▶ [Supplied information]:
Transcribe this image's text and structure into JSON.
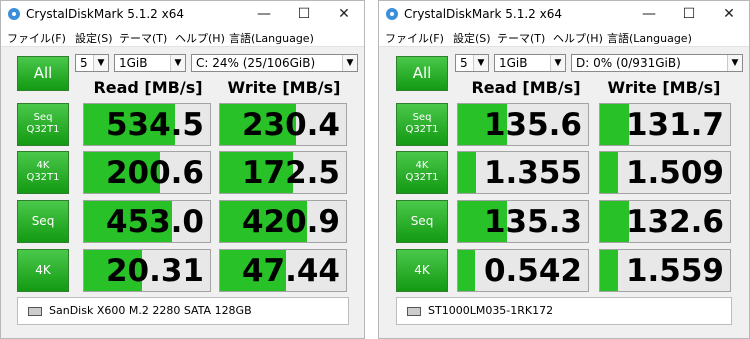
{
  "windows": [
    {
      "title": "CrystalDiskMark 5.1.2 x64",
      "menu": [
        "ファイル(F)",
        "設定(S)",
        "テーマ(T)",
        "ヘルプ(H)",
        "言語(Language)"
      ],
      "all_button": "All",
      "count_select": "5",
      "size_select": "1GiB",
      "drive_select": "C: 24% (25/106GiB)",
      "read_header": "Read [MB/s]",
      "write_header": "Write [MB/s]",
      "rows": [
        {
          "label_lines": [
            "Seq",
            "Q32T1"
          ],
          "read": "534.5",
          "write": "230.4"
        },
        {
          "label_lines": [
            "4K",
            "Q32T1"
          ],
          "read": "200.6",
          "write": "172.5"
        },
        {
          "label_lines": [
            "Seq"
          ],
          "read": "453.0",
          "write": "420.9"
        },
        {
          "label_lines": [
            "4K"
          ],
          "read": "20.31",
          "write": "47.44"
        }
      ],
      "status": "SanDisk X600 M.2 2280 SATA 128GB"
    },
    {
      "title": "CrystalDiskMark 5.1.2 x64",
      "menu": [
        "ファイル(F)",
        "設定(S)",
        "テーマ(T)",
        "ヘルプ(H)",
        "言語(Language)"
      ],
      "all_button": "All",
      "count_select": "5",
      "size_select": "1GiB",
      "drive_select": "D: 0% (0/931GiB)",
      "read_header": "Read [MB/s]",
      "write_header": "Write [MB/s]",
      "rows": [
        {
          "label_lines": [
            "Seq",
            "Q32T1"
          ],
          "read": "135.6",
          "write": "131.7"
        },
        {
          "label_lines": [
            "4K",
            "Q32T1"
          ],
          "read": "1.355",
          "write": "1.509"
        },
        {
          "label_lines": [
            "Seq"
          ],
          "read": "135.3",
          "write": "132.6"
        },
        {
          "label_lines": [
            "4K"
          ],
          "read": "0.542",
          "write": "1.559"
        }
      ],
      "status": "ST1000LM035-1RK172"
    }
  ],
  "colors": {
    "accent_green": "#139a13",
    "bar_green": "#28c228"
  }
}
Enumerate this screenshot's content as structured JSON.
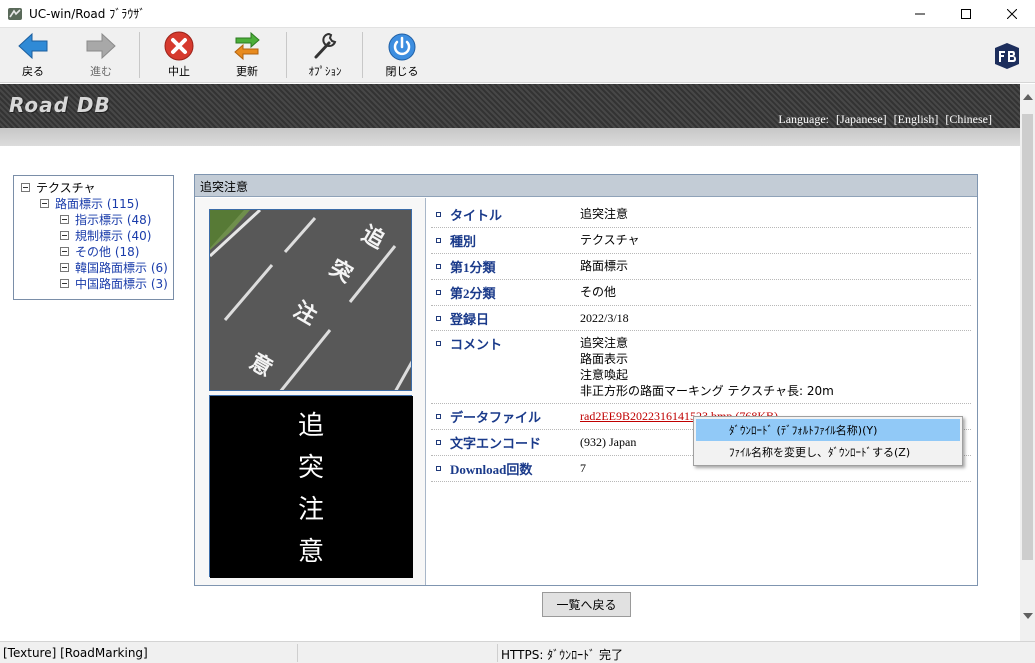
{
  "window": {
    "title": "UC-win/Road ﾌﾞﾗｳｻﾞ"
  },
  "toolbar": {
    "back": "戻る",
    "forward": "進む",
    "stop": "中止",
    "refresh": "更新",
    "options": "ｵﾌﾟｼｮﾝ",
    "close": "閉じる"
  },
  "banner": {
    "logo": "Road DB",
    "language_label": "Language:",
    "languages": [
      "[Japanese]",
      "[English]",
      "[Chinese]"
    ]
  },
  "tree": {
    "root": "テクスチャ",
    "child": "路面標示",
    "child_count": "(115)",
    "items": [
      {
        "label": "指示標示",
        "count": "(48)"
      },
      {
        "label": "規制標示",
        "count": "(40)"
      },
      {
        "label": "その他",
        "count": "(18)"
      },
      {
        "label": "韓国路面標示",
        "count": "(6)"
      },
      {
        "label": "中国路面標示",
        "count": "(3)"
      }
    ]
  },
  "panel": {
    "header": "追突注意",
    "marking_chars": [
      "追",
      "突",
      "注",
      "意"
    ],
    "fields": [
      {
        "key": "タイトル",
        "value": "追突注意"
      },
      {
        "key": "種別",
        "value": "テクスチャ"
      },
      {
        "key": "第1分類",
        "value": "路面標示"
      },
      {
        "key": "第2分類",
        "value": "その他"
      },
      {
        "key": "登録日",
        "value": "2022/3/18"
      },
      {
        "key": "コメント",
        "lines": [
          "追突注意",
          "路面表示",
          "注意喚起",
          "非正方形の路面マーキング テクスチャ長: 20m"
        ]
      },
      {
        "key": "データファイル",
        "value": "rad2EE9B2022316141523.bmp (768KB)"
      },
      {
        "key": "文字エンコード",
        "value": "(932) Japan"
      },
      {
        "key": "Download回数",
        "value": "7"
      }
    ]
  },
  "back_button": "一覧へ戻る",
  "context_menu": {
    "items": [
      "ﾀﾞｳﾝﾛｰﾄﾞ (ﾃﾞﾌｫﾙﾄﾌｧｲﾙ名称)(Y)",
      "ﾌｧｲﾙ名称を変更し、ﾀﾞｳﾝﾛｰﾄﾞする(Z)"
    ]
  },
  "status": {
    "left": "[Texture] [RoadMarking]",
    "middle": "HTTPS: ﾀﾞｳﾝﾛｰﾄﾞ 完了",
    "right": ""
  }
}
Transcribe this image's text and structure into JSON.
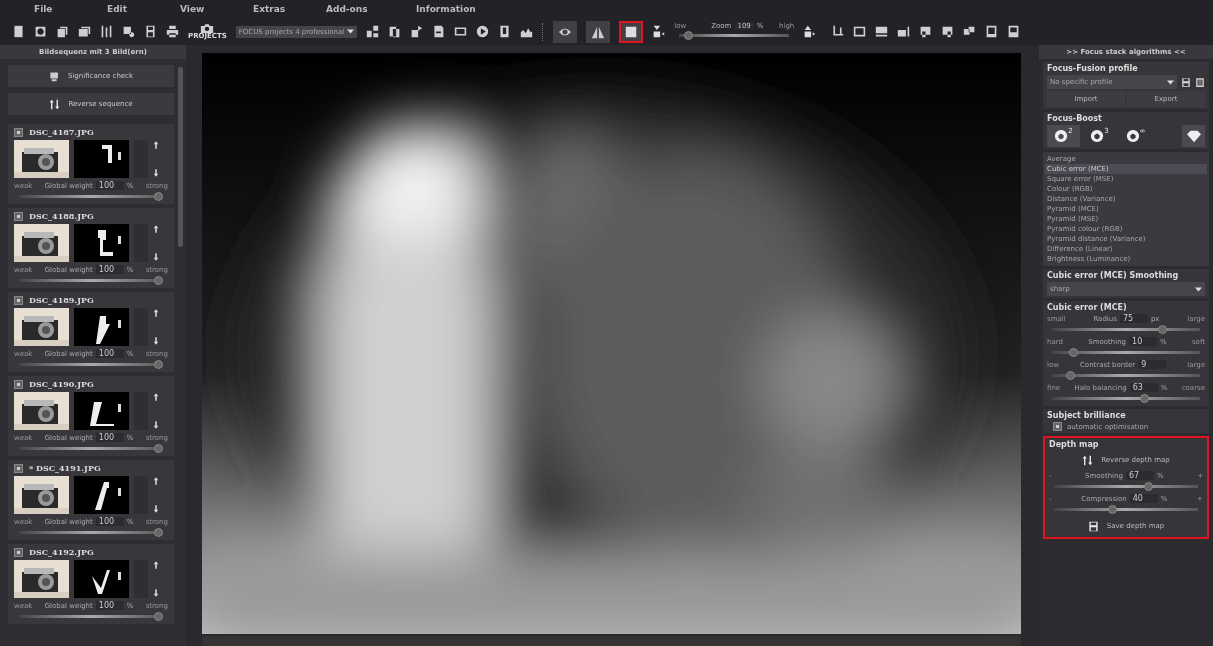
{
  "menu": [
    "File",
    "Edit",
    "View",
    "Extras",
    "Add-ons",
    "Information"
  ],
  "toolbar": {
    "camera_label": "PROJECTS",
    "project_dropdown": "FOCUS projects 4 professional",
    "view_buttons": [
      {
        "selected": true,
        "highlighted": false
      },
      {
        "selected": true,
        "highlighted": false
      },
      {
        "selected": true,
        "highlighted": true
      }
    ],
    "zoom": {
      "low": "low",
      "label": "Zoom",
      "value": "109",
      "unit": "%",
      "high": "high",
      "level": 0.05
    }
  },
  "sequence_panel": {
    "title": "Bildsequenz mit 3 Bild(ern)",
    "buttons": [
      "Significance check",
      "Reverse sequence"
    ],
    "images": [
      {
        "name": "DSC_4187.JPG",
        "checked": true,
        "weak": "weak",
        "weight_label": "Global weight",
        "weight": "100",
        "unit": "%",
        "strong": "strong",
        "level": 1
      },
      {
        "name": "DSC_4188.JPG",
        "checked": true,
        "weak": "weak",
        "weight_label": "Global weight",
        "weight": "100",
        "unit": "%",
        "strong": "strong",
        "level": 1
      },
      {
        "name": "DSC_4189.JPG",
        "checked": true,
        "weak": "weak",
        "weight_label": "Global weight",
        "weight": "100",
        "unit": "%",
        "strong": "strong",
        "level": 1
      },
      {
        "name": "DSC_4190.JPG",
        "checked": true,
        "weak": "weak",
        "weight_label": "Global weight",
        "weight": "100",
        "unit": "%",
        "strong": "strong",
        "level": 1
      },
      {
        "name": "* DSC_4191.JPG",
        "checked": true,
        "weak": "weak",
        "weight_label": "Global weight",
        "weight": "100",
        "unit": "%",
        "strong": "strong",
        "level": 1
      },
      {
        "name": "DSC_4192.JPG",
        "checked": true,
        "weak": "weak",
        "weight_label": "Global weight",
        "weight": "100",
        "unit": "%",
        "strong": "strong",
        "level": 1
      }
    ]
  },
  "algorithms_panel": {
    "title": ">> Focus stack algorithms <<",
    "profile": {
      "heading": "Focus-Fusion profile",
      "value": "No specific profile",
      "import": "Import",
      "export": "Export"
    },
    "boost": {
      "heading": "Focus-Boost",
      "buttons": [
        {
          "kind": "aperture",
          "sup": "2",
          "selected": true
        },
        {
          "kind": "aperture",
          "sup": "3",
          "selected": false
        },
        {
          "kind": "aperture",
          "sup": "∞",
          "selected": false
        },
        {
          "kind": "diamond",
          "selected": true
        }
      ]
    },
    "methods": [
      {
        "label": "Average",
        "selected": false
      },
      {
        "label": "Cubic error (MCE)",
        "selected": true
      },
      {
        "label": "Square error (MSE)",
        "selected": false
      },
      {
        "label": "Colour (RGB)",
        "selected": false
      },
      {
        "label": "Distance (Variance)",
        "selected": false
      },
      {
        "label": "Pyramid (MCE)",
        "selected": false
      },
      {
        "label": "Pyramid (MSE)",
        "selected": false
      },
      {
        "label": "Pyramid colour (RGB)",
        "selected": false
      },
      {
        "label": "Pyramid distance (Variance)",
        "selected": false
      },
      {
        "label": "Difference (Linear)",
        "selected": false
      },
      {
        "label": "Brightness (Luminance)",
        "selected": false
      }
    ],
    "smoothing": {
      "heading": "Cubic error (MCE) Smoothing",
      "value": "sharp"
    },
    "params": {
      "heading": "Cubic error (MCE)",
      "sliders": [
        {
          "min": "small",
          "label": "Radius",
          "value": "75",
          "unit": "px",
          "max": "large",
          "level": 0.76
        },
        {
          "min": "hard",
          "label": "Smoothing",
          "value": "10",
          "unit": "%",
          "max": "soft",
          "level": 0.12
        },
        {
          "min": "low",
          "label": "Contrast border",
          "value": "9",
          "max": "large",
          "level": 0.1
        },
        {
          "min": "fine",
          "label": "Halo balancing",
          "value": "63",
          "unit": "%",
          "max": "coarse",
          "level": 0.63
        }
      ]
    },
    "brilliance": {
      "heading": "Subject brilliance",
      "option": "automatic optimisation",
      "checked": true
    },
    "depth_map": {
      "heading": "Depth map",
      "highlighted": true,
      "reverse": "Reverse depth map",
      "sliders": [
        {
          "min": "-",
          "label": "Smoothing",
          "value": "67",
          "unit": "%",
          "max": "+",
          "level": 0.67
        },
        {
          "min": "-",
          "label": "Compression",
          "value": "40",
          "unit": "%",
          "max": "+",
          "level": 0.4
        }
      ],
      "save": "Save depth map"
    }
  }
}
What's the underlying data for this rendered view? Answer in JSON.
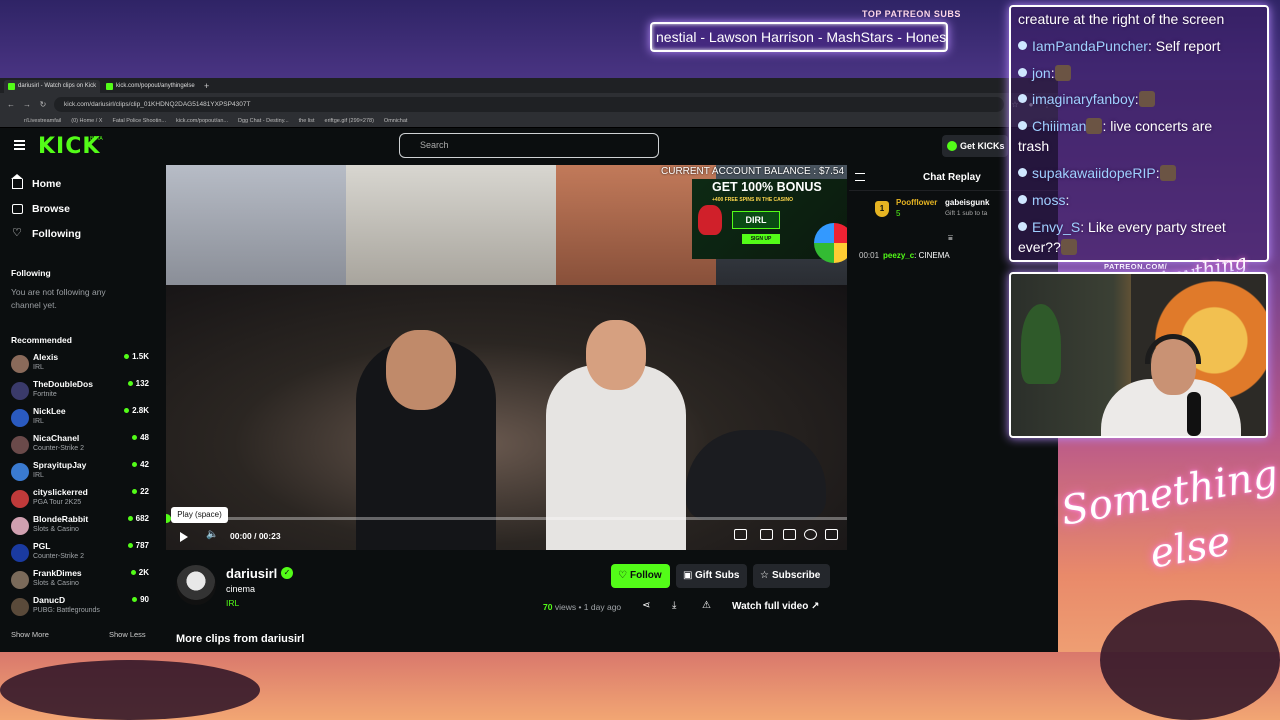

▶ [What the task requires]: The required answer is a single number: the count of lines in the entries that hold the string "error".

▶ [Response]: 4